*DATA SHOWN:*
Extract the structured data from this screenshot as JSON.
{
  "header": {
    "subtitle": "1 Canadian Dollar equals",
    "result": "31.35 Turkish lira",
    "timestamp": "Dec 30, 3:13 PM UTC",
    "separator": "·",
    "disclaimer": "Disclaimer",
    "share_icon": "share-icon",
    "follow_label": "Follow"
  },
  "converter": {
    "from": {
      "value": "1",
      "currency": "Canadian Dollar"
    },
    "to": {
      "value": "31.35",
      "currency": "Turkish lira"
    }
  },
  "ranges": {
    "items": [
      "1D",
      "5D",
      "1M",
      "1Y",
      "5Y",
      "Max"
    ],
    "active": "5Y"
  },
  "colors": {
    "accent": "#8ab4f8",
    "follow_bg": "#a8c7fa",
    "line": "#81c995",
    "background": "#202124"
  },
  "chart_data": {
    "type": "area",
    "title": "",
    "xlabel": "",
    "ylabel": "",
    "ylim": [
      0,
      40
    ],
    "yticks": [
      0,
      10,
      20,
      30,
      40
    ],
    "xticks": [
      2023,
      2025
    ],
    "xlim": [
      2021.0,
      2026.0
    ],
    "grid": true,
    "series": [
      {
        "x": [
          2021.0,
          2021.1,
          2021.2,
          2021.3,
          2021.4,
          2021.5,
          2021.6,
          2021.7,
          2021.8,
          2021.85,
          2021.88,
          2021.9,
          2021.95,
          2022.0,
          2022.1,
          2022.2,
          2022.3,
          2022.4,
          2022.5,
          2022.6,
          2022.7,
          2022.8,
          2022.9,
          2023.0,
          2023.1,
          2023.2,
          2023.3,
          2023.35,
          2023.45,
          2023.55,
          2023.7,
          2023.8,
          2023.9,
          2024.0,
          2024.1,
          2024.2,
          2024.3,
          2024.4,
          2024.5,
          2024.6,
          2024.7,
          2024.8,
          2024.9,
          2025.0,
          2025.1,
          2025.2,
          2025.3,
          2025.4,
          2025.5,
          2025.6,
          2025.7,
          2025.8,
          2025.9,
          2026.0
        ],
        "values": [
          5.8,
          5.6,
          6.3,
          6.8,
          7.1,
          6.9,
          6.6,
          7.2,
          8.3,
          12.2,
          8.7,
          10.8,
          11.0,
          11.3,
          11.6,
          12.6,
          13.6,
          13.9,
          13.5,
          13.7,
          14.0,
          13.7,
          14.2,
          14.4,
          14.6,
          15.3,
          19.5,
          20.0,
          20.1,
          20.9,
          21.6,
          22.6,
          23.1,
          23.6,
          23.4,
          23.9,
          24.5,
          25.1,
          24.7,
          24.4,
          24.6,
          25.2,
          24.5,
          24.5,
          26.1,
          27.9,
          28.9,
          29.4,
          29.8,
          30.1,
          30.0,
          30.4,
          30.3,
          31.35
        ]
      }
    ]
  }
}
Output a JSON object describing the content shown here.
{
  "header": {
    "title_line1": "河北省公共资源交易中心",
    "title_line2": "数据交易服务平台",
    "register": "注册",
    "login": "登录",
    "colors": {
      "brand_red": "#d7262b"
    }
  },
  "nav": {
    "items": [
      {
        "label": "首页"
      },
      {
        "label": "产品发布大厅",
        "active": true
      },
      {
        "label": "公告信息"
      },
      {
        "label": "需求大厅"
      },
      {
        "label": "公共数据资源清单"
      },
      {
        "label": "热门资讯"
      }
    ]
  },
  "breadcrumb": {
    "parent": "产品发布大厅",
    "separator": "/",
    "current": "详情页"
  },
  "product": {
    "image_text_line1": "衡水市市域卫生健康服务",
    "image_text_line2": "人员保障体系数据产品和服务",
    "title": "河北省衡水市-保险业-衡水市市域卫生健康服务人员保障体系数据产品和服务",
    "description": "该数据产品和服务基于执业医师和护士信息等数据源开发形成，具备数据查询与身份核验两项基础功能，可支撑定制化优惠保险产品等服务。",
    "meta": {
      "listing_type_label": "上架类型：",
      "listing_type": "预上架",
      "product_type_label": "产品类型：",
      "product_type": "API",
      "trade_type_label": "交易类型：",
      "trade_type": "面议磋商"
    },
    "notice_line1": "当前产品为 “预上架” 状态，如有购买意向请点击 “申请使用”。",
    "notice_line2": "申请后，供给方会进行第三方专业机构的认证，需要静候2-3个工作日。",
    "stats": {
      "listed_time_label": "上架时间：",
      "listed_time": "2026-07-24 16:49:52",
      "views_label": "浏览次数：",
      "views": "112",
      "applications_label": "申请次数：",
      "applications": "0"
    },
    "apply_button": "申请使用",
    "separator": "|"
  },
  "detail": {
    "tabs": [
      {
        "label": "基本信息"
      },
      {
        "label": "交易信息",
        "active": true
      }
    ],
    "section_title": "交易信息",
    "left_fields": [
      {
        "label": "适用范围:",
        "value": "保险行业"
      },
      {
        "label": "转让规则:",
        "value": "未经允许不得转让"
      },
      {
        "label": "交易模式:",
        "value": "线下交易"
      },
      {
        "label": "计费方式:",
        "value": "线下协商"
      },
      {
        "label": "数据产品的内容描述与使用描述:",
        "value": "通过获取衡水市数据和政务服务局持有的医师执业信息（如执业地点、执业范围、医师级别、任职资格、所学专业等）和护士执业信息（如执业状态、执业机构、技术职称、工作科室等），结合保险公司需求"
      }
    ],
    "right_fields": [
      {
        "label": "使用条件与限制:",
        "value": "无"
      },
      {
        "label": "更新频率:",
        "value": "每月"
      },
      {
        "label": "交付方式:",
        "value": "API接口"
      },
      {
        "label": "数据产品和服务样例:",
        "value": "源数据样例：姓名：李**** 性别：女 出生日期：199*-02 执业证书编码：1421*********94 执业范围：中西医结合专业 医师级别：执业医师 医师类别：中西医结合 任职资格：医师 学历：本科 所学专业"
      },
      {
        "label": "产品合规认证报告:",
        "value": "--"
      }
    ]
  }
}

*DIRECTION:*
Output the records verbatim, from the first line to the last.

*SOLUTION:*
Extract the structured data from this screenshot as JSON.
{
  "header": {
    "subtitle": "1 Canadian Dollar equals",
    "result": "31.35 Turkish lira",
    "timestamp": "Dec 30, 3:13 PM UTC",
    "separator": "·",
    "disclaimer": "Disclaimer",
    "share_icon": "share-icon",
    "follow_label": "Follow"
  },
  "converter": {
    "from": {
      "value": "1",
      "currency": "Canadian Dollar"
    },
    "to": {
      "value": "31.35",
      "currency": "Turkish lira"
    }
  },
  "ranges": {
    "items": [
      "1D",
      "5D",
      "1M",
      "1Y",
      "5Y",
      "Max"
    ],
    "active": "5Y"
  },
  "colors": {
    "accent": "#8ab4f8",
    "follow_bg": "#a8c7fa",
    "line": "#81c995",
    "background": "#202124"
  },
  "chart_data": {
    "type": "area",
    "title": "",
    "xlabel": "",
    "ylabel": "",
    "ylim": [
      0,
      40
    ],
    "yticks": [
      0,
      10,
      20,
      30,
      40
    ],
    "xticks": [
      2023,
      2025
    ],
    "xlim": [
      2021.0,
      2026.0
    ],
    "grid": true,
    "series": [
      {
        "x": [
          2021.0,
          2021.1,
          2021.2,
          2021.3,
          2021.4,
          2021.5,
          2021.6,
          2021.7,
          2021.8,
          2021.85,
          2021.88,
          2021.9,
          2021.95,
          2022.0,
          2022.1,
          2022.2,
          2022.3,
          2022.4,
          2022.5,
          2022.6,
          2022.7,
          2022.8,
          2022.9,
          2023.0,
          2023.1,
          2023.2,
          2023.3,
          2023.35,
          2023.45,
          2023.55,
          2023.7,
          2023.8,
          2023.9,
          2024.0,
          2024.1,
          2024.2,
          2024.3,
          2024.4,
          2024.5,
          2024.6,
          2024.7,
          2024.8,
          2024.9,
          2025.0,
          2025.1,
          2025.2,
          2025.3,
          2025.4,
          2025.5,
          2025.6,
          2025.7,
          2025.8,
          2025.9,
          2026.0
        ],
        "values": [
          5.8,
          5.6,
          6.3,
          6.8,
          7.1,
          6.9,
          6.6,
          7.2,
          8.3,
          12.2,
          8.7,
          10.8,
          11.0,
          11.3,
          11.6,
          12.6,
          13.6,
          13.9,
          13.5,
          13.7,
          14.0,
          13.7,
          14.2,
          14.4,
          14.6,
          15.3,
          19.5,
          20.0,
          20.1,
          20.9,
          21.6,
          22.6,
          23.1,
          23.6,
          23.4,
          23.9,
          24.5,
          25.1,
          24.7,
          24.4,
          24.6,
          25.2,
          24.5,
          24.5,
          26.1,
          27.9,
          28.9,
          29.4,
          29.8,
          30.1,
          30.0,
          30.4,
          30.3,
          31.35
        ]
      }
    ]
  }
}
Output a JSON object describing the content shown here.
{
  "header": {
    "title_line1": "河北省公共资源交易中心",
    "title_line2": "数据交易服务平台",
    "register": "注册",
    "login": "登录",
    "colors": {
      "brand_red": "#d7262b"
    }
  },
  "nav": {
    "items": [
      {
        "label": "首页"
      },
      {
        "label": "产品发布大厅",
        "active": true
      },
      {
        "label": "公告信息"
      },
      {
        "label": "需求大厅"
      },
      {
        "label": "公共数据资源清单"
      },
      {
        "label": "热门资讯"
      }
    ]
  },
  "breadcrumb": {
    "parent": "产品发布大厅",
    "separator": "/",
    "current": "详情页"
  },
  "product": {
    "image_text_line1": "衡水市市域卫生健康服务",
    "image_text_line2": "人员保障体系数据产品和服务",
    "title": "河北省衡水市-保险业-衡水市市域卫生健康服务人员保障体系数据产品和服务",
    "description": "该数据产品和服务基于执业医师和护士信息等数据源开发形成，具备数据查询与身份核验两项基础功能，可支撑定制化优惠保险产品等服务。",
    "meta": {
      "listing_type_label": "上架类型：",
      "listing_type": "预上架",
      "product_type_label": "产品类型：",
      "product_type": "API",
      "trade_type_label": "交易类型：",
      "trade_type": "面议磋商"
    },
    "notice_line1": "当前产品为 “预上架” 状态，如有购买意向请点击 “申请使用”。",
    "notice_line2": "申请后，供给方会进行第三方专业机构的认证，需要静候2-3个工作日。",
    "stats": {
      "listed_time_label": "上架时间：",
      "listed_time": "2026-07-24 16:49:52",
      "views_label": "浏览次数：",
      "views": "112",
      "applications_label": "申请次数：",
      "applications": "0"
    },
    "apply_button": "申请使用",
    "separator": "|"
  },
  "detail": {
    "tabs": [
      {
        "label": "基本信息"
      },
      {
        "label": "交易信息",
        "active": true
      }
    ],
    "section_title": "交易信息",
    "left_fields": [
      {
        "label": "适用范围:",
        "value": "保险行业"
      },
      {
        "label": "转让规则:",
        "value": "未经允许不得转让"
      },
      {
        "label": "交易模式:",
        "value": "线下交易"
      },
      {
        "label": "计费方式:",
        "value": "线下协商"
      },
      {
        "label": "数据产品的内容描述与使用描述:",
        "value": "通过获取衡水市数据和政务服务局持有的医师执业信息（如执业地点、执业范围、医师级别、任职资格、所学专业等）和护士执业信息（如执业状态、执业机构、技术职称、工作科室等），结合保险公司需求"
      }
    ],
    "right_fields": [
      {
        "label": "使用条件与限制:",
        "value": "无"
      },
      {
        "label": "更新频率:",
        "value": "每月"
      },
      {
        "label": "交付方式:",
        "value": "API接口"
      },
      {
        "label": "数据产品和服务样例:",
        "value": "源数据样例：姓名：李**** 性别：女 出生日期：199*-02 执业证书编码：1421*********94 执业范围：中西医结合专业 医师级别：执业医师 医师类别：中西医结合 任职资格：医师 学历：本科 所学专业"
      },
      {
        "label": "产品合规认证报告:",
        "value": "--"
      }
    ]
  }
}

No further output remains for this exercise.